**EXERCICE COURT:**
Recopiez mot pour mot le passage du texte sur l'euro numérique qui commence à «L'émission d’une MNBC» et se termine à «risque de contrepartie.».

**TEXTE FOURNI:**
--------------------

Ainsi, quand bien même aucune décision n’a pour l’heure été prise s’agissant des modalités techniques de développement de l’infrastructure qui serait utilisée pour ce projet (ni même s’agissant de l'émission effective d’un euro numérique), la BCE a indiqué que l’euro numérique pourrait être basé sur une technologie des registres distribués (distributed ledger technology ou DLT).

La création d’un euro numérique via une DLT pourrait dès lors être analysée comme une «tokénisation» de la monnaie fiduciaire européenne, l’Autorité des marchés financiers définissant la tokénisation comme «un procédé de représentation numérique permettant l’enregistrement, la conservation et la transmission d’un actif au sein d’un[e][DLT]».

Mais alors, comment s’insérerait l’euro numérique dans le paysage monétaire actuel ? Et comment le distinguer d’autres types d’actifs également liés à la monnaie européenne, et dont la création s’apparente également à une tokénisation de l’euro, tels que les monnaies numériques de banque centrale (MNBC) de gros (wholesale), les stablecoins ou les dépôts tokénisés ?

Euro numérique et MNBC de gros

A ce jour, 130 pays représentant 98% du PIB mondial explorent le recours aux MNBC (de gros, de détail, voire les deux en parallèle). La Banque de France a pour sa part participé à douze expérimentations impliquant le recours à une MNBC de gros. Une MNBC de gros constitue une monnaie de banque centrale émise de façon dématérialisée, ayant vocation à n'être utilisée que par des institutions financières pour des règlements interbancaires. A l’heure actuelle, ces règlements sont réalisés via T2, le système de règlement brut en temps réel de l’Eurosystème ayant remplacé TARGET2.

L'émission d’une MNBC de gros directement sur une DLT pourrait avoir de nombreux avantages, parmi lesquels la simplification et l’accélération du règlement-livraison d’actifs financiers, en rendant par exemple possible la réalisation d’un «règlement atomique» (atomic settlement) sur DLT pour la livraison de security tokens (par exemple des titres obligataires inscrits sur une DLT). Dans ce cas, un smart contract prévoirait le paiement (via une MNBC de gros) et la livraison des actifs financiers simultanément et instantanément, réduisant ainsi le risque de contrepartie.

L’euro numérique serait également une monnaie de banque centrale, mais elle se distinguerait des MNBC de gros par l’utilisation qui en serait faite : il s’agirait d’une MNBC de détail conçue pour être utilisée par les particuliers et les entreprises dans leur vie quotidienne. L’euro numérique viendrait en complément des espèces, et constituerait ainsi une sorte de cash dématérialisé.

--------------------

**EXTRAITS DE DONNÉES:**
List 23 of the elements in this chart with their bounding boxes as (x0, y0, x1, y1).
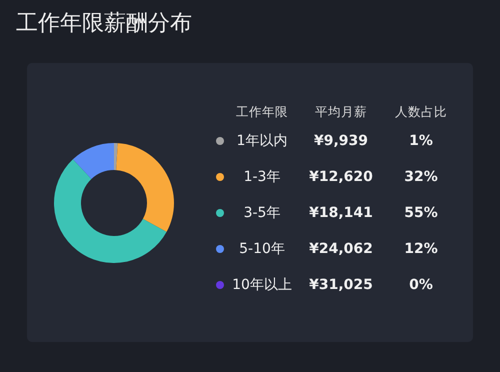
legend-label: 5-10年 (239, 241, 285, 257)
text: 平均月薪 (315, 104, 367, 119)
donut-slice (54, 159, 167, 263)
text: ¥12,620 (309, 169, 374, 185)
text: ¥31,025 (309, 277, 373, 293)
chart-title: 工作年限薪酬分布 (16, 11, 192, 36)
text: ¥9,939 (314, 133, 368, 149)
data-label: 1% (409, 133, 433, 149)
data-label: 55% (404, 205, 438, 221)
donut-slice (72, 143, 114, 179)
data-label: 32% (404, 169, 438, 185)
legend-label: 3-5年 (244, 205, 280, 221)
text: 0% (409, 277, 433, 293)
text: ¥18,141 (309, 205, 373, 221)
legend-label: 1-3年 (244, 169, 280, 185)
legend-title: 工作年限 (236, 104, 288, 119)
text: ¥24,062 (309, 241, 373, 257)
text: 人数占比 (395, 104, 447, 119)
legend-label: 1年以内 (236, 133, 288, 149)
data-label: 12% (404, 241, 438, 257)
donut-slice (114, 143, 118, 170)
legend-label: 10年以上 (232, 277, 292, 293)
donut-slice (116, 143, 174, 232)
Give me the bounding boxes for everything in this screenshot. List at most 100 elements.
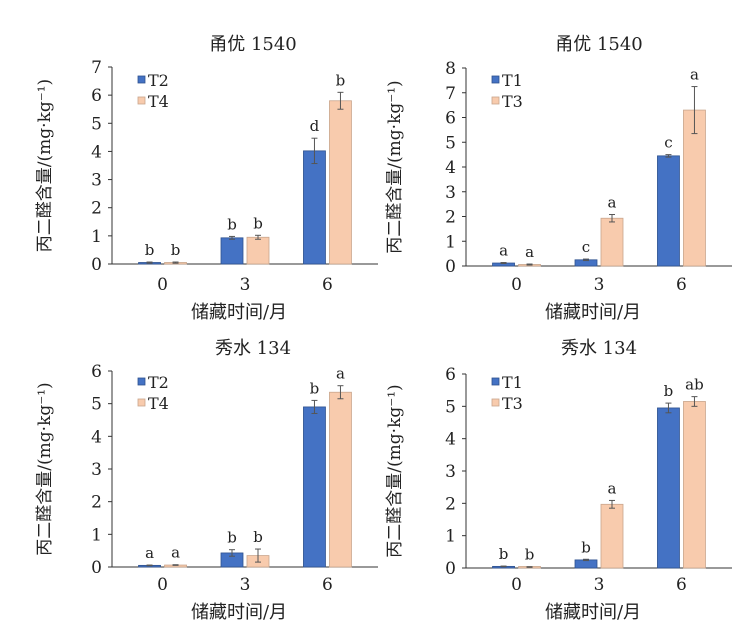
bar-T2-6 [303,150,326,265]
x-tick-label: 6 [322,275,333,295]
y-axis-label: 丙二醛含量/(mg·kg⁻¹) [385,80,405,253]
significance-letter: a [336,365,345,383]
legend-swatch [491,398,500,407]
x-tick-label: 0 [157,275,168,295]
bar-T4-6 [329,391,352,568]
y-axis-label: 丙二醛含量/(mg·kg⁻¹) [385,384,405,557]
legend-label: T1 [502,71,523,90]
significance-letter: b [499,545,509,563]
y-tick-label: 3 [445,183,456,203]
y-tick-label: 2 [445,494,456,514]
significance-letter: a [145,544,154,562]
bar-T1-6 [657,407,680,569]
legend-swatch [137,96,146,105]
chart-title: 秀水 134 [215,338,291,359]
significance-letter: b [145,241,155,259]
significance-letter: a [690,66,699,84]
x-tick-label: 6 [676,275,687,295]
legend-label: T3 [502,92,523,111]
legend-label: T4 [148,92,169,111]
significance-letter: b [253,214,263,232]
x-tick-label: 0 [511,275,522,295]
significance-letter: b [581,538,591,556]
significance-letter: a [499,242,508,260]
legend-label: T4 [148,394,169,413]
significance-letter: a [525,243,534,261]
y-tick-label: 4 [91,427,102,447]
bar-T2-3 [220,237,244,265]
significance-letter: ab [685,376,704,394]
x-axis-label: 储藏时间/月 [545,302,641,323]
y-tick-label: 7 [91,58,102,78]
y-tick-label: 8 [445,59,456,79]
bar-T3-3 [600,503,624,569]
y-tick-label: 6 [91,86,102,106]
y-tick-label: 5 [91,114,102,134]
significance-letter: d [310,117,320,135]
legend-swatch [137,398,146,407]
significance-letter: c [582,238,590,256]
y-tick-label: 5 [445,133,456,153]
bar-T4-6 [329,100,352,265]
y-tick-label: 6 [445,365,456,385]
chart-title: 甬优 1540 [209,34,297,55]
significance-letter: b [227,215,237,233]
bar-T1-3 [574,559,598,569]
y-tick-label: 3 [91,171,102,191]
bar-T3-6 [683,401,706,569]
legend-swatch [491,96,500,105]
x-axis-label: 储藏时间/月 [191,602,287,623]
significance-letter: b [227,529,237,547]
y-tick-label: 2 [445,208,456,228]
y-tick-label: 1 [445,232,456,252]
y-tick-label: 2 [91,493,102,513]
y-tick-label: 2 [91,199,102,219]
x-tick-label: 3 [594,275,605,295]
y-tick-label: 5 [91,395,102,415]
significance-letter: a [608,194,617,212]
y-tick-label: 3 [91,460,102,480]
x-tick-label: 3 [240,275,251,295]
significance-letter: b [253,528,263,546]
legend-label: T2 [148,373,169,392]
y-axis-label: 丙二醛含量/(mg·kg⁻¹) [35,382,55,555]
y-tick-label: 0 [91,558,102,578]
y-tick-label: 1 [91,227,102,247]
significance-letter: a [608,479,617,497]
significance-letter: b [664,382,674,400]
significance-letter: b [171,241,181,259]
x-tick-label: 0 [157,575,168,595]
x-tick-label: 6 [322,575,333,595]
significance-letter: b [336,71,346,89]
significance-letter: c [664,134,672,152]
x-tick-label: 6 [676,575,687,595]
significance-letter: a [171,544,180,562]
significance-letter: b [525,546,535,564]
y-axis-label: 丙二醛含量/(mg·kg⁻¹) [35,79,55,252]
x-tick-label: 3 [240,575,251,595]
bar-T1-6 [657,155,680,267]
legend-swatch [137,75,146,84]
bar-T3-3 [600,217,624,267]
chart-title: 秀水 134 [561,338,637,359]
y-tick-label: 6 [91,362,102,382]
bar-T4-3 [246,236,270,265]
y-tick-label: 7 [445,84,456,104]
y-tick-label: 0 [445,559,456,579]
y-tick-label: 1 [445,527,456,547]
legend-label: T1 [502,373,523,392]
y-tick-label: 0 [91,255,102,275]
legend-swatch [137,377,146,386]
y-tick-label: 5 [445,397,456,417]
y-tick-label: 3 [445,462,456,482]
legend-swatch [491,377,500,386]
y-tick-label: 4 [445,158,456,178]
significance-letter: b [310,379,320,397]
y-tick-label: 4 [91,142,102,162]
y-tick-label: 1 [91,525,102,545]
y-tick-label: 0 [445,257,456,277]
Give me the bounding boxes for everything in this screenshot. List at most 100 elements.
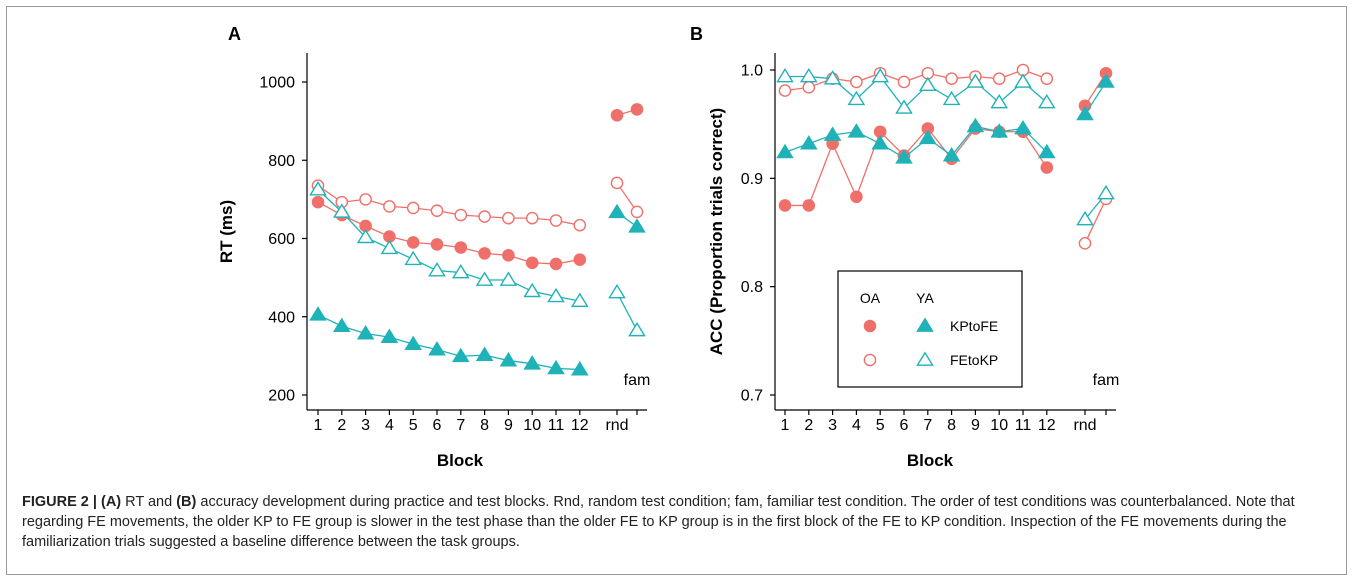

--------------------

**RÉSULTAT OBTENU:**
L'émission d’une MNBC de gros directement sur une DLT pourrait avoir de nombreux avantages, parmi lesquels la simplification et l’accélération du règlement-livraison d’actifs financiers, en rendant par exemple possible la réalisation d’un «règlement atomique» (atomic settlement) sur DLT pour la livraison de security tokens (par exemple des titres obligataires inscrits sur une DLT). Dans ce cas, un smart contract prévoirait le paiement (via une MNBC de gros) et la livraison des actifs financiers simultanément et instantanément, réduisant ainsi le risque de contrepartie.